Given exercise
Write out the entire listing below exactly, with the pictures left out.

Records shown
━━━━━━━━━━━━━━━━

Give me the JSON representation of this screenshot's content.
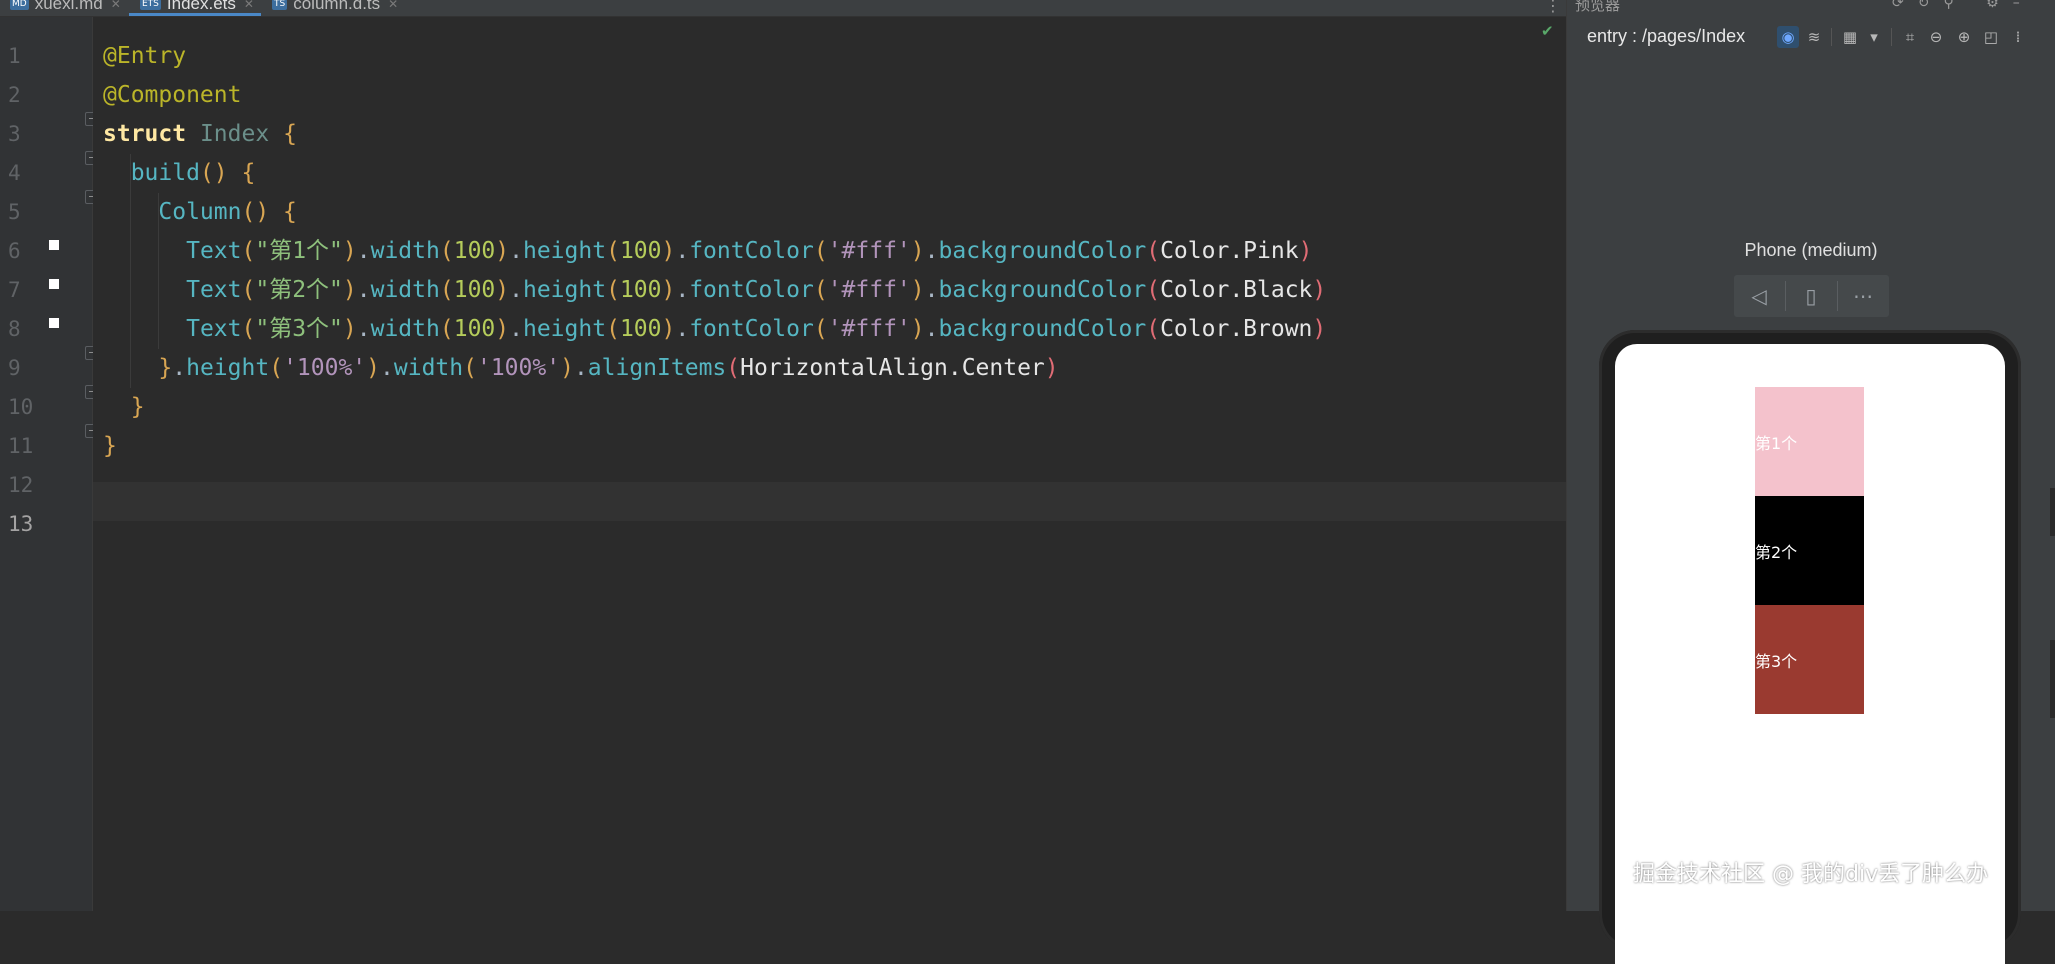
{
  "tabs": [
    {
      "type": "MD",
      "name": "xuexi.md"
    },
    {
      "type": "ETS",
      "name": "Index.ets",
      "active": true
    },
    {
      "type": "TS",
      "name": "column.d.ts"
    }
  ],
  "editor": {
    "line_numbers": [
      "1",
      "2",
      "3",
      "4",
      "5",
      "6",
      "7",
      "8",
      "9",
      "10",
      "11",
      "12",
      "13"
    ],
    "current_line": "13",
    "code": {
      "l1": "@Entry",
      "l2": "@Component",
      "l3_kw": "struct",
      "l3_name": "Index",
      "l4_fn": "build",
      "l5_fn": "Column",
      "text_fn": "Text",
      "rows": [
        {
          "label": "\"第1个\"",
          "color": "Color.Pink"
        },
        {
          "label": "\"第2个\"",
          "color": "Color.Black"
        },
        {
          "label": "\"第3个\"",
          "color": "Color.Brown"
        }
      ],
      "width_fn": "width",
      "height_fn": "height",
      "fontcolor_fn": "fontColor",
      "bg_fn": "backgroundColor",
      "num100": "100",
      "fff": "'#fff'",
      "l9_height_arg": "'100%'",
      "l9_width_arg": "'100%'",
      "l9_align_fn": "alignItems",
      "l9_align_arg": "HorizontalAlign.Center"
    }
  },
  "previewer": {
    "panel_title": "预览器",
    "route": "entry : /pages/Index",
    "device": "Phone (medium)",
    "boxes": [
      {
        "label": "第1个",
        "color": "#f4c2cc"
      },
      {
        "label": "第2个",
        "color": "#000000"
      },
      {
        "label": "第3个",
        "color": "#9a3a30"
      }
    ]
  },
  "watermark": "掘金技术社区 @ 我的div丢了肿么办",
  "colors": {
    "accent": "#4a88c7",
    "success": "#59a869"
  }
}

━━━━━━━━━━━━━━━━

The completed task
Give me the JSON representation of this screenshot's content.
{
  "tabs": [
    {
      "type": "MD",
      "name": "xuexi.md"
    },
    {
      "type": "ETS",
      "name": "Index.ets",
      "active": true
    },
    {
      "type": "TS",
      "name": "column.d.ts"
    }
  ],
  "editor": {
    "line_numbers": [
      "1",
      "2",
      "3",
      "4",
      "5",
      "6",
      "7",
      "8",
      "9",
      "10",
      "11",
      "12",
      "13"
    ],
    "current_line": "13",
    "code": {
      "l1": "@Entry",
      "l2": "@Component",
      "l3_kw": "struct",
      "l3_name": "Index",
      "l4_fn": "build",
      "l5_fn": "Column",
      "text_fn": "Text",
      "rows": [
        {
          "label": "\"第1个\"",
          "color": "Color.Pink"
        },
        {
          "label": "\"第2个\"",
          "color": "Color.Black"
        },
        {
          "label": "\"第3个\"",
          "color": "Color.Brown"
        }
      ],
      "width_fn": "width",
      "height_fn": "height",
      "fontcolor_fn": "fontColor",
      "bg_fn": "backgroundColor",
      "num100": "100",
      "fff": "'#fff'",
      "l9_height_arg": "'100%'",
      "l9_width_arg": "'100%'",
      "l9_align_fn": "alignItems",
      "l9_align_arg": "HorizontalAlign.Center"
    }
  },
  "previewer": {
    "panel_title": "预览器",
    "route": "entry : /pages/Index",
    "device": "Phone (medium)",
    "boxes": [
      {
        "label": "第1个",
        "color": "#f4c2cc"
      },
      {
        "label": "第2个",
        "color": "#000000"
      },
      {
        "label": "第3个",
        "color": "#9a3a30"
      }
    ]
  },
  "watermark": "掘金技术社区 @ 我的div丢了肿么办",
  "colors": {
    "accent": "#4a88c7",
    "success": "#59a869"
  }
}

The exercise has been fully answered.